**THE EXERCISE**. Find all lines in the listing that include the word "values", then copy them.
--------
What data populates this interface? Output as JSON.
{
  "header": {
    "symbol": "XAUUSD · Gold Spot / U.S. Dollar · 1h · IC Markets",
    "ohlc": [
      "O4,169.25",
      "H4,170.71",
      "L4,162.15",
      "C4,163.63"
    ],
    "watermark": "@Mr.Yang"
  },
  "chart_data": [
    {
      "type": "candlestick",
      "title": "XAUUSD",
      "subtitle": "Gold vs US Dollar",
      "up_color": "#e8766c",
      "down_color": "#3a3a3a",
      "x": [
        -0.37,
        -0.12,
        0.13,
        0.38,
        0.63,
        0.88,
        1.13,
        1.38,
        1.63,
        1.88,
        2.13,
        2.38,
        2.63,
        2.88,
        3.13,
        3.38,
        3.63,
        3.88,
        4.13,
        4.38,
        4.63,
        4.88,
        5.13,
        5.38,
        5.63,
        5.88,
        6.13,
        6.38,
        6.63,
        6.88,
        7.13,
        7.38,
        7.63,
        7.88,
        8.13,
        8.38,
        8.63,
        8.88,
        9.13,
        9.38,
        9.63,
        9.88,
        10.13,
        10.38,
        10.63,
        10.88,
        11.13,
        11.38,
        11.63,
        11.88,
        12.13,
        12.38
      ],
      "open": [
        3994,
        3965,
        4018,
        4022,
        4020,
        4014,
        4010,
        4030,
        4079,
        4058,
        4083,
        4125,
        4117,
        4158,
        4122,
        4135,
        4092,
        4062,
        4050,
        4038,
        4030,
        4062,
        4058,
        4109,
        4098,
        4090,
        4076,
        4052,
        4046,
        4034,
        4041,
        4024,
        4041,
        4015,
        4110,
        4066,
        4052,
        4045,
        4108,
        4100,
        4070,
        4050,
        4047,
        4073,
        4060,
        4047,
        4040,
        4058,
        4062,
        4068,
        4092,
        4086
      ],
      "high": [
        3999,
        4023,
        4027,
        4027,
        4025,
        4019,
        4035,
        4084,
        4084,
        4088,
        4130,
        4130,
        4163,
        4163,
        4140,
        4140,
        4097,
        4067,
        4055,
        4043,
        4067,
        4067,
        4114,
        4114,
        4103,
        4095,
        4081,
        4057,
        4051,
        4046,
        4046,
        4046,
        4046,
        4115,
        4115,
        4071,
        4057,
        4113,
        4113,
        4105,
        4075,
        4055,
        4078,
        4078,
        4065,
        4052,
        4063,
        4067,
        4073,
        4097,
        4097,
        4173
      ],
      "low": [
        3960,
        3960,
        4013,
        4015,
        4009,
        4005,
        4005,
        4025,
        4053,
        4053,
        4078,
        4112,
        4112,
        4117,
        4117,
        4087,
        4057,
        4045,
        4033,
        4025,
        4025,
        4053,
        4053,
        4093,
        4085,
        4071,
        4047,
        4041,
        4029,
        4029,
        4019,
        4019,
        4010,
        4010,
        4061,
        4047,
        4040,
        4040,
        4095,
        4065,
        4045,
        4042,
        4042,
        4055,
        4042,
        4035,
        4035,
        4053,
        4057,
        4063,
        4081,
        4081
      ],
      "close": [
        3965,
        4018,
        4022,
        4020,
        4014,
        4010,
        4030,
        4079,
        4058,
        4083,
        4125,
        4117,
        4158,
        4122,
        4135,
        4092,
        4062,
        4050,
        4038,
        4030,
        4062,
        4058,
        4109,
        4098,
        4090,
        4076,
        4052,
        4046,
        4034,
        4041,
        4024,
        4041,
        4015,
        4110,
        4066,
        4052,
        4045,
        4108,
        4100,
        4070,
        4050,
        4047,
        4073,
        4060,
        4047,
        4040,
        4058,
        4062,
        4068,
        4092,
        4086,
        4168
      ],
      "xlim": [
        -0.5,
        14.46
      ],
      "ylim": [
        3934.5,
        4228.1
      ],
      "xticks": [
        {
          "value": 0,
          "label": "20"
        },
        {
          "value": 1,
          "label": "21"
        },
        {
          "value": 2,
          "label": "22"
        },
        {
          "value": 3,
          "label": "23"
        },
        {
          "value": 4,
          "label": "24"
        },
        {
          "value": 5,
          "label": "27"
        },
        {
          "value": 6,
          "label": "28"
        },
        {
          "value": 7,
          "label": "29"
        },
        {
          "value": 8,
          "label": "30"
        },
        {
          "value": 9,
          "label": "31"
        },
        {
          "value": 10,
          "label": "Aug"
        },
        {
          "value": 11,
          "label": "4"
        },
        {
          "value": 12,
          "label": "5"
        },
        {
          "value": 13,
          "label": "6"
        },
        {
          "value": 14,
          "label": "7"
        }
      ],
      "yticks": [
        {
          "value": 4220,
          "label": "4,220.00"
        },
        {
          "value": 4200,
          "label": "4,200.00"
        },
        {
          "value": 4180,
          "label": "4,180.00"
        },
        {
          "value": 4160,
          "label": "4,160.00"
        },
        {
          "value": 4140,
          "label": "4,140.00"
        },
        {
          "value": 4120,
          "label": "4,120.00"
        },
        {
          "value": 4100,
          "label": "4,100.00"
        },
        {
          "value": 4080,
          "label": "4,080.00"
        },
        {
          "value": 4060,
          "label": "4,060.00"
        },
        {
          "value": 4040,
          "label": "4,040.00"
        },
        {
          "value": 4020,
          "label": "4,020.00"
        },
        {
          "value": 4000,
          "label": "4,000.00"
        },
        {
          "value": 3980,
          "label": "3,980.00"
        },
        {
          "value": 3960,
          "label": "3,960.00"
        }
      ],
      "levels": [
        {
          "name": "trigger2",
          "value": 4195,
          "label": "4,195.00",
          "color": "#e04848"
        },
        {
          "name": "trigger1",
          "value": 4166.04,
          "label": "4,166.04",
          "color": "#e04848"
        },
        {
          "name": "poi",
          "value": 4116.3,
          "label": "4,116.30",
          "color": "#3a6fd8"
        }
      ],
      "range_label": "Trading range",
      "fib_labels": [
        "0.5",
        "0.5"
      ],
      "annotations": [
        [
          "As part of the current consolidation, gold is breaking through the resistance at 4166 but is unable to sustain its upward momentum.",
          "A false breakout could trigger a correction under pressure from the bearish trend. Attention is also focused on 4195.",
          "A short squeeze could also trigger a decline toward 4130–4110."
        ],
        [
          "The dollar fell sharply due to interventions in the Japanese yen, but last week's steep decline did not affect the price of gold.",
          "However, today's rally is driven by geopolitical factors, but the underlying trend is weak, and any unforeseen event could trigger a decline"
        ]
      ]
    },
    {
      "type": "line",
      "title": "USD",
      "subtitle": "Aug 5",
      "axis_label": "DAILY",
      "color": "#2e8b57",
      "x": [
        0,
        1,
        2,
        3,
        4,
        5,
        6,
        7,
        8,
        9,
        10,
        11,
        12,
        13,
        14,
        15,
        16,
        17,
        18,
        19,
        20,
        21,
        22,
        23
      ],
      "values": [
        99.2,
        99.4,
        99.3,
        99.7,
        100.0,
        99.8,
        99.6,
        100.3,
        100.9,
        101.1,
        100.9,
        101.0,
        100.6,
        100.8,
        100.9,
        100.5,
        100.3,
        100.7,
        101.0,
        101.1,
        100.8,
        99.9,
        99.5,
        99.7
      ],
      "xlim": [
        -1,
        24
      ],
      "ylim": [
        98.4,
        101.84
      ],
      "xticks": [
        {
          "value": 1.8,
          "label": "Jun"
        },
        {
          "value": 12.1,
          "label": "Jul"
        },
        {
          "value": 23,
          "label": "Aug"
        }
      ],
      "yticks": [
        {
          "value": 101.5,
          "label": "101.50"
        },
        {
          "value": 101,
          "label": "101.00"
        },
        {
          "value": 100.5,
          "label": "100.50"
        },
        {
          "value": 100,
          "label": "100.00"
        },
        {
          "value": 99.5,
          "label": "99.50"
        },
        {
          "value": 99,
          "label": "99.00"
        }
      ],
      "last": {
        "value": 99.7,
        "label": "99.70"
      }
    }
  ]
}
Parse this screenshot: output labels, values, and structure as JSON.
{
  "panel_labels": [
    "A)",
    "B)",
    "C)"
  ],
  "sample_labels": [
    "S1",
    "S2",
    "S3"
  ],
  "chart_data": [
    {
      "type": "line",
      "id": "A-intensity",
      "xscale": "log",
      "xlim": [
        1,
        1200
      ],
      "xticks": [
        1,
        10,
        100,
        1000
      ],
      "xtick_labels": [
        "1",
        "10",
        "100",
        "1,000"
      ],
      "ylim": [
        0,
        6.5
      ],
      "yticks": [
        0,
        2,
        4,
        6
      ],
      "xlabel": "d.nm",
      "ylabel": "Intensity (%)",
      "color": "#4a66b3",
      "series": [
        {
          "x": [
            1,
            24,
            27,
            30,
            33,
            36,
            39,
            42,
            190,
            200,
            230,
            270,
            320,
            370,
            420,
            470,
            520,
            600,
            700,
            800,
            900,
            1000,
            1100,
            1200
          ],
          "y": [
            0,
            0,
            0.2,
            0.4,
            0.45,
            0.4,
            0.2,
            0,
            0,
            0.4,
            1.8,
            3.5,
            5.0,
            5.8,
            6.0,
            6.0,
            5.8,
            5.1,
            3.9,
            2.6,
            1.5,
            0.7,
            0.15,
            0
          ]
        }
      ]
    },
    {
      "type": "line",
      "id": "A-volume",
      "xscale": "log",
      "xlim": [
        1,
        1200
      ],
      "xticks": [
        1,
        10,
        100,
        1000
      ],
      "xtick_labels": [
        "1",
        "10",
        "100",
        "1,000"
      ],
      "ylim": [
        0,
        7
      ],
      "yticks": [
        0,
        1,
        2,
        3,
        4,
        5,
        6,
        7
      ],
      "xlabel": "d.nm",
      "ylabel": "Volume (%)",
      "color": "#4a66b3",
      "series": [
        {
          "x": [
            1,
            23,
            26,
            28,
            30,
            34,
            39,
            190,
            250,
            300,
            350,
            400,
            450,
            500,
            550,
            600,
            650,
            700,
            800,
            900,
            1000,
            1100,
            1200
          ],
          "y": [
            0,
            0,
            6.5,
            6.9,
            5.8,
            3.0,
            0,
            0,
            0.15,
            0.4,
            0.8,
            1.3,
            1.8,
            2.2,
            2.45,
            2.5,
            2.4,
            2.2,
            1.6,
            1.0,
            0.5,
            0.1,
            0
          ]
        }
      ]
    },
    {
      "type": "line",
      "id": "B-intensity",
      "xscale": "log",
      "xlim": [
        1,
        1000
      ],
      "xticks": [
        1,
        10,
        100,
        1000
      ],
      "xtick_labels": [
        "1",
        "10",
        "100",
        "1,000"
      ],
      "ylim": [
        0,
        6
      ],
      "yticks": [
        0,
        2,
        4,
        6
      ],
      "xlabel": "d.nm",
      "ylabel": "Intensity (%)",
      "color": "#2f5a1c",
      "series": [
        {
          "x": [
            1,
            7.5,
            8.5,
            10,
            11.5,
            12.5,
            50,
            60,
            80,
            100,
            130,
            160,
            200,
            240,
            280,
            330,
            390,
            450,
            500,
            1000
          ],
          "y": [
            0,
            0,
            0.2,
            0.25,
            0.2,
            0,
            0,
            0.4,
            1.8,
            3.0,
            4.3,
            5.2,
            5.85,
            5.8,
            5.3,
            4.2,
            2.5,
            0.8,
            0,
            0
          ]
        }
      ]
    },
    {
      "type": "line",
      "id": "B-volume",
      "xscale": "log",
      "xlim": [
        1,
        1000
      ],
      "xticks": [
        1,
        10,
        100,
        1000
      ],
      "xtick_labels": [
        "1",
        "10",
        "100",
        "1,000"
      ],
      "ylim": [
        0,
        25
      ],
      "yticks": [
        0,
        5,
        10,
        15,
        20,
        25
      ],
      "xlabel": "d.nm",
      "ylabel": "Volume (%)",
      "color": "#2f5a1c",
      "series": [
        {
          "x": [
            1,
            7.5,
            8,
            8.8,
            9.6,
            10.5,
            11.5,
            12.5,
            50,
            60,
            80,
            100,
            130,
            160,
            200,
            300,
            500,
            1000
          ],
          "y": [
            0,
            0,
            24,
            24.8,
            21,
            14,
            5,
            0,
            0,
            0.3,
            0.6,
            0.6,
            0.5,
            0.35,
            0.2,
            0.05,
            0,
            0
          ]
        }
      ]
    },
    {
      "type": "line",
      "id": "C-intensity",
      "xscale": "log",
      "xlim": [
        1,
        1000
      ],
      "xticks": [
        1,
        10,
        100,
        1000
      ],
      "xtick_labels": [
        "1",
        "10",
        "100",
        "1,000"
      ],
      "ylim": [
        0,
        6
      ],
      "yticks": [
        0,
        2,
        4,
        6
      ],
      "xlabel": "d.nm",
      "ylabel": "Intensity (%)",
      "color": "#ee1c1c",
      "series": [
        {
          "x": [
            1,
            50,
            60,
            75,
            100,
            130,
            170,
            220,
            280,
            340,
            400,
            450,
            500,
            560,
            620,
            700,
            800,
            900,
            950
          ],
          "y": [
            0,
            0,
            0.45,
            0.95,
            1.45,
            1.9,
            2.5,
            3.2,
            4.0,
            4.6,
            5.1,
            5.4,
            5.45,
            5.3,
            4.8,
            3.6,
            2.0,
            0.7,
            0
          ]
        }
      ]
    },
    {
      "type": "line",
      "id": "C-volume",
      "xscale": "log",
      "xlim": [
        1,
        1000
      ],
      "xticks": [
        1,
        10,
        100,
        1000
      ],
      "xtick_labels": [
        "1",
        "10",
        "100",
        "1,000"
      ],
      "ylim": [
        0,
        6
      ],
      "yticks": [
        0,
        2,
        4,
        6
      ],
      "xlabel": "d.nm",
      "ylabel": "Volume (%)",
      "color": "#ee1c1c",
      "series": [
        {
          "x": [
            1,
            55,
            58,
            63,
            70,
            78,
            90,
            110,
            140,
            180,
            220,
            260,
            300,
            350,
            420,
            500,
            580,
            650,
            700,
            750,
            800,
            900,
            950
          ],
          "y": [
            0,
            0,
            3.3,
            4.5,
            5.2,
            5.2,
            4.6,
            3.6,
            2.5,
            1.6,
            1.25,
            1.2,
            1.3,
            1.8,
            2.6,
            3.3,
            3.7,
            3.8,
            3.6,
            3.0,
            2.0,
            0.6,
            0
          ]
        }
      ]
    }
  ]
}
--------
**FULL OUTPUT**.
      "values": [
Parse this screenshot: output labels, values, and structure as JSON.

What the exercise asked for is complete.